> _WHAT TO DO_
Repeat the material below exactly, with no pictures.

Dataset rows about figures:
_ _ _

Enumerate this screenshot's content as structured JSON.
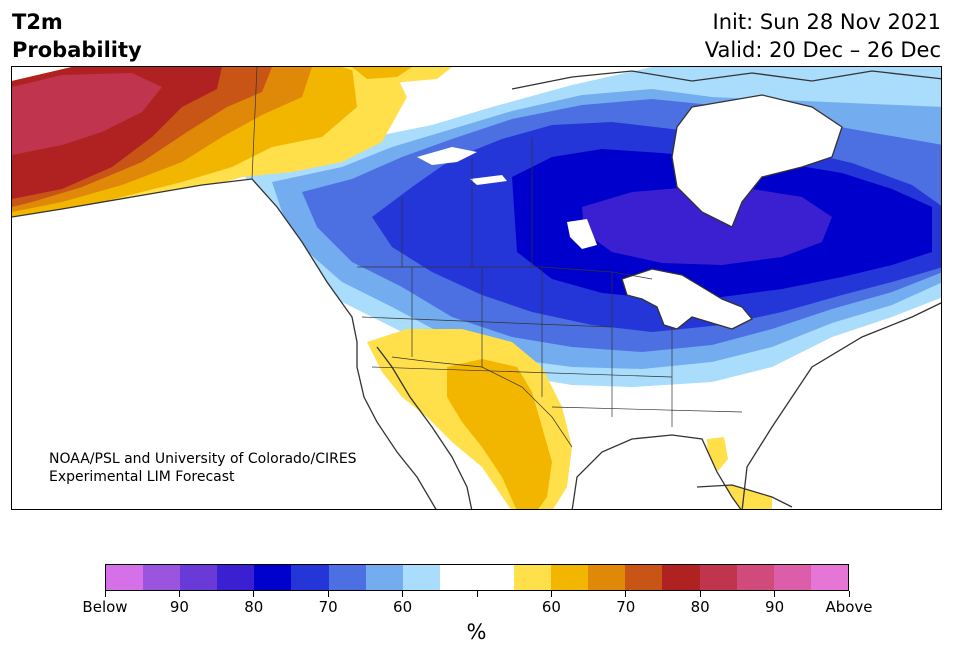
{
  "title": {
    "line1": "T2m",
    "line2": "Probability"
  },
  "header_right": {
    "init": "Init: Sun 28 Nov 2021",
    "valid": "Valid: 20 Dec – 26 Dec"
  },
  "credit": {
    "line1": "NOAA/PSL and University of Colorado/CIRES",
    "line2": "Experimental LIM Forecast"
  },
  "colorbar": {
    "colors": [
      "#d670e8",
      "#9b54de",
      "#6a3ad8",
      "#3a20d0",
      "#0000cc",
      "#2436d8",
      "#4c70e2",
      "#74acf0",
      "#aadcfc",
      "#ffffff",
      "#ffffff",
      "#ffe04a",
      "#f2b600",
      "#e08808",
      "#c85416",
      "#b02222",
      "#c0344e",
      "#d04a7c",
      "#dc5eaa",
      "#e676d6"
    ],
    "tick_labels": [
      "Below",
      "90",
      "80",
      "70",
      "60",
      "",
      "60",
      "70",
      "80",
      "90",
      "Above"
    ],
    "unit": "%"
  },
  "map": {
    "below_colors": {
      "p60": "#aadcfc",
      "p65": "#74acf0",
      "p70": "#4c70e2",
      "p75": "#2436d8",
      "p80": "#0000cc",
      "p85": "#3a20d0"
    },
    "above_colors": {
      "p60": "#ffe04a",
      "p65": "#f2b600",
      "p70": "#e08808",
      "p75": "#c85416",
      "p80": "#b02222",
      "p85": "#c0344e"
    },
    "ocean": "#ffffff",
    "coast": "#333333"
  }
}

_ _ _

> _TASK ANSWER_
Enumerate this screenshot's content as structured JSON.
{
  "title": {
    "line1": "T2m",
    "line2": "Probability"
  },
  "header_right": {
    "init": "Init: Sun 28 Nov 2021",
    "valid": "Valid: 20 Dec – 26 Dec"
  },
  "credit": {
    "line1": "NOAA/PSL and University of Colorado/CIRES",
    "line2": "Experimental LIM Forecast"
  },
  "colorbar": {
    "colors": [
      "#d670e8",
      "#9b54de",
      "#6a3ad8",
      "#3a20d0",
      "#0000cc",
      "#2436d8",
      "#4c70e2",
      "#74acf0",
      "#aadcfc",
      "#ffffff",
      "#ffffff",
      "#ffe04a",
      "#f2b600",
      "#e08808",
      "#c85416",
      "#b02222",
      "#c0344e",
      "#d04a7c",
      "#dc5eaa",
      "#e676d6"
    ],
    "tick_labels": [
      "Below",
      "90",
      "80",
      "70",
      "60",
      "",
      "60",
      "70",
      "80",
      "90",
      "Above"
    ],
    "unit": "%"
  },
  "map": {
    "below_colors": {
      "p60": "#aadcfc",
      "p65": "#74acf0",
      "p70": "#4c70e2",
      "p75": "#2436d8",
      "p80": "#0000cc",
      "p85": "#3a20d0"
    },
    "above_colors": {
      "p60": "#ffe04a",
      "p65": "#f2b600",
      "p70": "#e08808",
      "p75": "#c85416",
      "p80": "#b02222",
      "p85": "#c0344e"
    },
    "ocean": "#ffffff",
    "coast": "#333333"
  }
}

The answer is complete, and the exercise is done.